__DIRECTION__.
Lay out every line of the items below as a numbered list, skipping blank lines and omitting the pictures.
**** RECORDS SHOWN ****
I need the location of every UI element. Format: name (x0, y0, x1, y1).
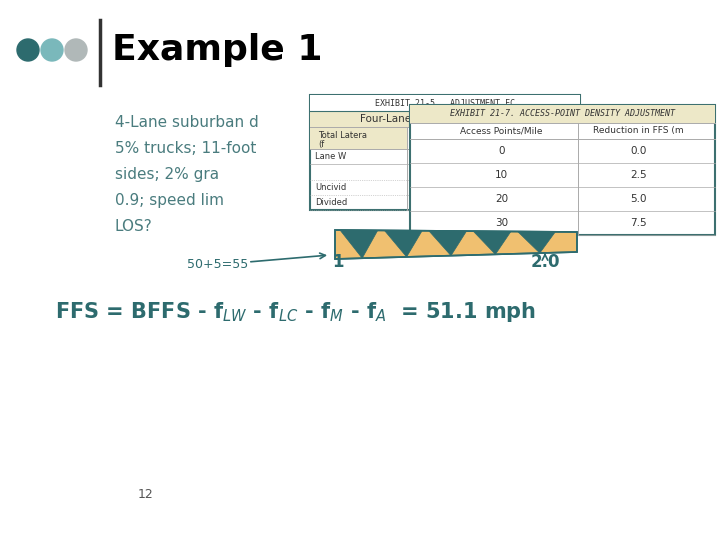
Text: Access Points/Mile: Access Points/Mile (460, 126, 543, 136)
Text: 5.0: 5.0 (631, 194, 647, 204)
Bar (310, 127, 408, 149)
Text: EXHIBIT 21-7. ACCESS-POINT DENSITY ADJUSTMENT: EXHIBIT 21-7. ACCESS-POINT DENSITY ADJUS… (450, 110, 675, 118)
Polygon shape (429, 231, 467, 255)
Text: Four-Lane Highways: Four-Lane Highways (360, 114, 465, 124)
Text: (f: (f (318, 140, 324, 149)
Text: EXHIBIT 21-5.  ADJUSTMENT FC: EXHIBIT 21-5. ADJUSTMENT FC (375, 98, 515, 107)
Text: 4-Lane suburban d: 4-Lane suburban d (115, 115, 258, 130)
Bar (410, 105, 715, 123)
Text: 0: 0 (498, 146, 505, 156)
Text: 2.0: 2.0 (530, 253, 559, 271)
Text: Total Latera: Total Latera (318, 131, 367, 140)
Circle shape (41, 39, 63, 61)
Bar (310, 111, 580, 127)
Polygon shape (340, 230, 378, 258)
Text: Example 1: Example 1 (112, 33, 323, 67)
Polygon shape (518, 232, 555, 253)
Text: 5% trucks; 11-foot: 5% trucks; 11-foot (115, 141, 256, 156)
Text: 50+5=55: 50+5=55 (187, 259, 248, 272)
Text: 10: 10 (495, 170, 508, 180)
Text: FFS = BFFS - f$_{LW}$ - f$_{LC}$ - f$_{M}$ - f$_{A}$  = 51.1 mph: FFS = BFFS - f$_{LW}$ - f$_{LC}$ - f$_{M… (55, 300, 536, 324)
Text: Lane W: Lane W (315, 152, 346, 161)
Text: 20: 20 (495, 194, 508, 204)
Text: Reduction in FFS (m: Reduction in FFS (m (593, 126, 684, 136)
Text: 2.5: 2.5 (631, 170, 647, 180)
Text: 0.0: 0.0 (631, 146, 647, 156)
Text: sides; 2% gra: sides; 2% gra (115, 167, 219, 182)
Text: Uncivid: Uncivid (315, 183, 346, 192)
Text: 30: 30 (495, 218, 508, 228)
Circle shape (65, 39, 87, 61)
Text: 1: 1 (332, 253, 343, 271)
Text: Divided: Divided (315, 198, 347, 207)
Polygon shape (335, 230, 577, 259)
Bar (410, 105, 715, 235)
Text: 7.5: 7.5 (631, 218, 647, 228)
Bar (310, 95, 580, 111)
Polygon shape (384, 231, 422, 257)
Text: LOS?: LOS? (115, 219, 153, 234)
Polygon shape (473, 231, 511, 254)
Circle shape (17, 39, 39, 61)
Text: 12: 12 (138, 489, 154, 502)
Bar (310, 95, 580, 210)
Text: 0.9; speed lim: 0.9; speed lim (115, 193, 224, 208)
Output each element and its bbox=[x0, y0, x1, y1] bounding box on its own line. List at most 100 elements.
****
__OUTPUT OF THE EXERCISE__.
1. I need the location of every UI element. Format: name (x0, y0, x1, y1).
2. Text: Access Points/Mile: Access Points/Mile (460, 126, 543, 136)
3. Text: 5.0: 5.0 (631, 194, 647, 204)
4. Bar (310, 127, 408, 149)
5. Text: EXHIBIT 21-7. ACCESS-POINT DENSITY ADJUSTMENT: EXHIBIT 21-7. ACCESS-POINT DENSITY ADJUS… (450, 110, 675, 118)
6. Polygon shape (429, 231, 467, 255)
7. Text: Four-Lane Highways: Four-Lane Highways (360, 114, 465, 124)
8. Text: (f: (f (318, 140, 324, 149)
9. Text: EXHIBIT 21-5.  ADJUSTMENT FC: EXHIBIT 21-5. ADJUSTMENT FC (375, 98, 515, 107)
10. Text: 4-Lane suburban d: 4-Lane suburban d (115, 115, 258, 130)
11. Bar (410, 105, 715, 123)
12. Text: 0: 0 (498, 146, 505, 156)
13. Text: 2.0: 2.0 (530, 253, 559, 271)
14. Text: Total Latera: Total Latera (318, 131, 367, 140)
15. Circle shape (41, 39, 63, 61)
16. Bar (310, 111, 580, 127)
17. Polygon shape (340, 230, 378, 258)
18. Text: Example 1: Example 1 (112, 33, 323, 67)
19. Polygon shape (518, 232, 555, 253)
20. Text: 5% trucks; 11-foot: 5% trucks; 11-foot (115, 141, 256, 156)
21. Text: 50+5=55: 50+5=55 (187, 259, 248, 272)
22. Text: 10: 10 (495, 170, 508, 180)
23. Text: FFS = BFFS - f$_{LW}$ - f$_{LC}$ - f$_{M}$ - f$_{A}$  = 51.1 mph: FFS = BFFS - f$_{LW}$ - f$_{LC}$ - f$_{M… (55, 300, 536, 324)
24. Text: Lane W: Lane W (315, 152, 346, 161)
25. Text: 20: 20 (495, 194, 508, 204)
26. Text: Reduction in FFS (m: Reduction in FFS (m (593, 126, 684, 136)
27. Text: 2.5: 2.5 (631, 170, 647, 180)
28. Text: 0.0: 0.0 (631, 146, 647, 156)
29. Text: sides; 2% gra: sides; 2% gra (115, 167, 219, 182)
30. Text: Uncivid: Uncivid (315, 183, 346, 192)
31. Text: 30: 30 (495, 218, 508, 228)
32. Circle shape (65, 39, 87, 61)
33. Text: 1: 1 (332, 253, 343, 271)
34. Text: Divided: Divided (315, 198, 347, 207)
35. Polygon shape (335, 230, 577, 259)
36. Bar (410, 105, 715, 235)
37. Text: 7.5: 7.5 (631, 218, 647, 228)
38. Bar (310, 95, 580, 111)
39. Polygon shape (384, 231, 422, 257)
40. Text: LOS?: LOS? (115, 219, 153, 234)
41. Polygon shape (473, 231, 511, 254)
42. Circle shape (17, 39, 39, 61)
43. Text: 12: 12 (138, 489, 154, 502)
44. Bar (310, 95, 580, 210)
45. Text: 0.9; speed lim: 0.9; speed lim (115, 193, 224, 208)
46. Output each element and its bbox=[x0, y0, x1, y1] bounding box on its own line. List at most 100 elements.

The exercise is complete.